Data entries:
::::

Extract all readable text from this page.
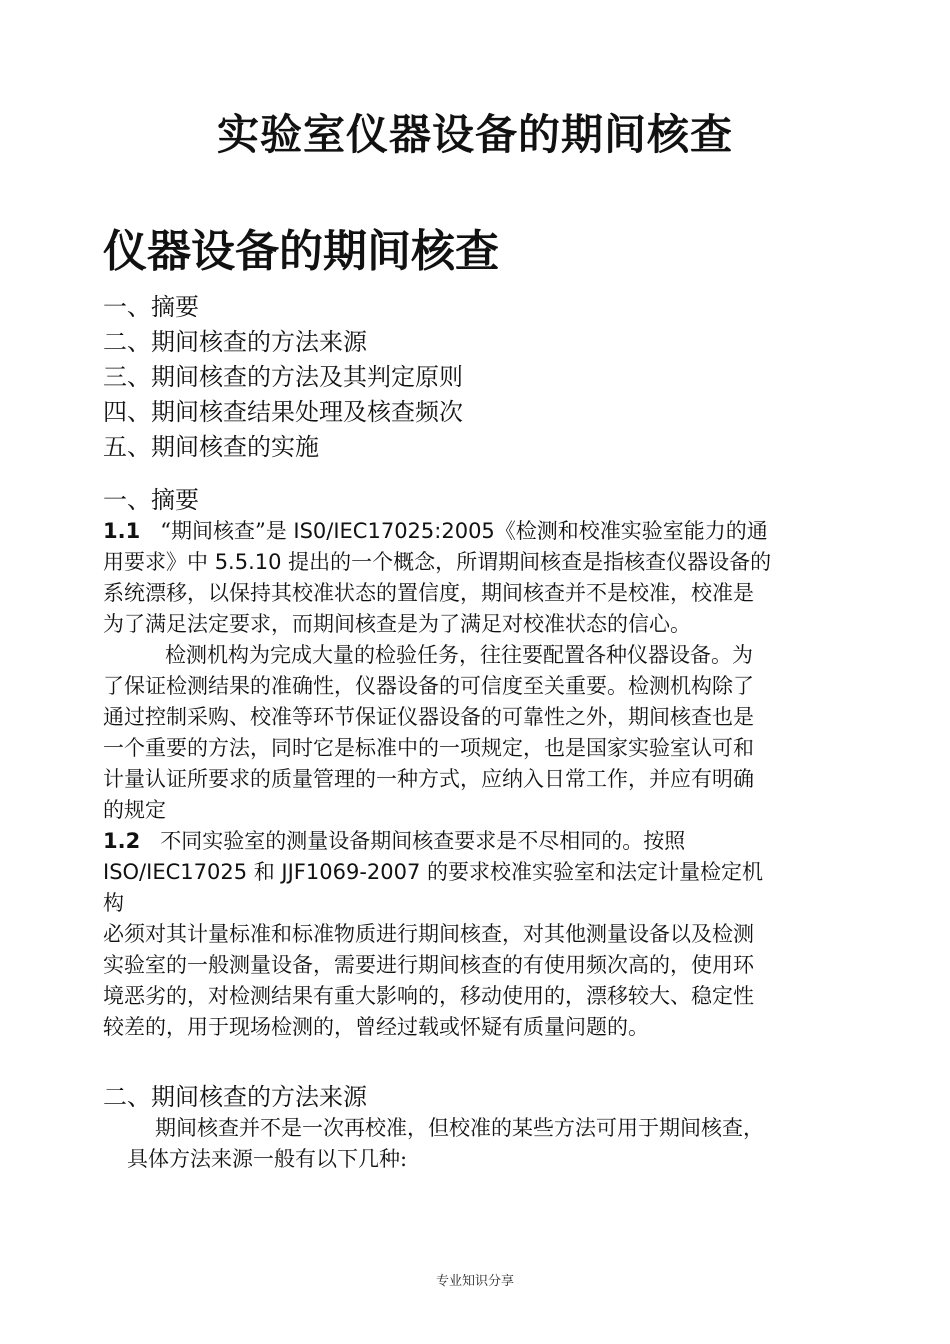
实验室仪器设备的期间核查
仪器设备的期间核查
一、摘要
二、期间核查的方法来源
三、期间核查的方法及其判定原则
四、期间核查结果处理及核查频次
五、期间核查的实施

一、摘要

1.1 “期间核查”是 IS0/IEC17025:2005《检测和校准实验室能力的通

用要求》中 5.5.10 提出的一个概念，所谓期间核查是指核查仪器设备的

系统漂移，以保持其校准状态的置信度，期间核查并不是校准，校准是

为了满足法定要求，而期间核查是为了满足对校准状态的信心。

检测机构为完成大量的检验任务，往往要配置各种仪器设备。为

了保证检测结果的准确性，仪器设备的可信度至关重要。检测机构除了

通过控制采购、校准等环节保证仪器设备的可靠性之外，期间核查也是

一个重要的方法，同时它是标准中的一项规定，也是国家实验室认可和

计量认证所要求的质量管理的一种方式，应纳入日常工作，并应有明确

的规定

1.2 不同实验室的测量设备期间核查要求是不尽相同的。按照

ISO/IEC17025 和 JJF1069-2007 的要求校准实验室和法定计量检定机

构

必须对其计量标准和标准物质进行期间核查，对其他测量设备以及检测

实验室的一般测量设备，需要进行期间核查的有使用频次高的，使用环

境恶劣的，对检测结果有重大影响的，移动使用的，漂移较大、稳定性

较差的，用于现场检测的，曾经过载或怀疑有质量问题的。

二、期间核查的方法来源

期间核查并不是一次再校准，但校准的某些方法可用于期间核查，

具体方法来源一般有以下几种:

专业知识分享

::::

Task goal
Your task is to repeat the data above exactly while excluding the pictures.

Answer to the exercise
Extract all readable text from this page.
实验室仪器设备的期间核查
仪器设备的期间核查
一、摘要
二、期间核查的方法来源
三、期间核查的方法及其判定原则
四、期间核查结果处理及核查频次
五、期间核查的实施

一、摘要

1.1 “期间核查”是 IS0/IEC17025:2005《检测和校准实验室能力的通

用要求》中 5.5.10 提出的一个概念，所谓期间核查是指核查仪器设备的

系统漂移，以保持其校准状态的置信度，期间核查并不是校准，校准是

为了满足法定要求，而期间核查是为了满足对校准状态的信心。

检测机构为完成大量的检验任务，往往要配置各种仪器设备。为

了保证检测结果的准确性，仪器设备的可信度至关重要。检测机构除了

通过控制采购、校准等环节保证仪器设备的可靠性之外，期间核查也是

一个重要的方法，同时它是标准中的一项规定，也是国家实验室认可和

计量认证所要求的质量管理的一种方式，应纳入日常工作，并应有明确

的规定

1.2 不同实验室的测量设备期间核查要求是不尽相同的。按照

ISO/IEC17025 和 JJF1069-2007 的要求校准实验室和法定计量检定机

构

必须对其计量标准和标准物质进行期间核查，对其他测量设备以及检测

实验室的一般测量设备，需要进行期间核查的有使用频次高的，使用环

境恶劣的，对检测结果有重大影响的，移动使用的，漂移较大、稳定性

较差的，用于现场检测的，曾经过载或怀疑有质量问题的。

二、期间核查的方法来源

期间核查并不是一次再校准，但校准的某些方法可用于期间核查，

具体方法来源一般有以下几种:

专业知识分享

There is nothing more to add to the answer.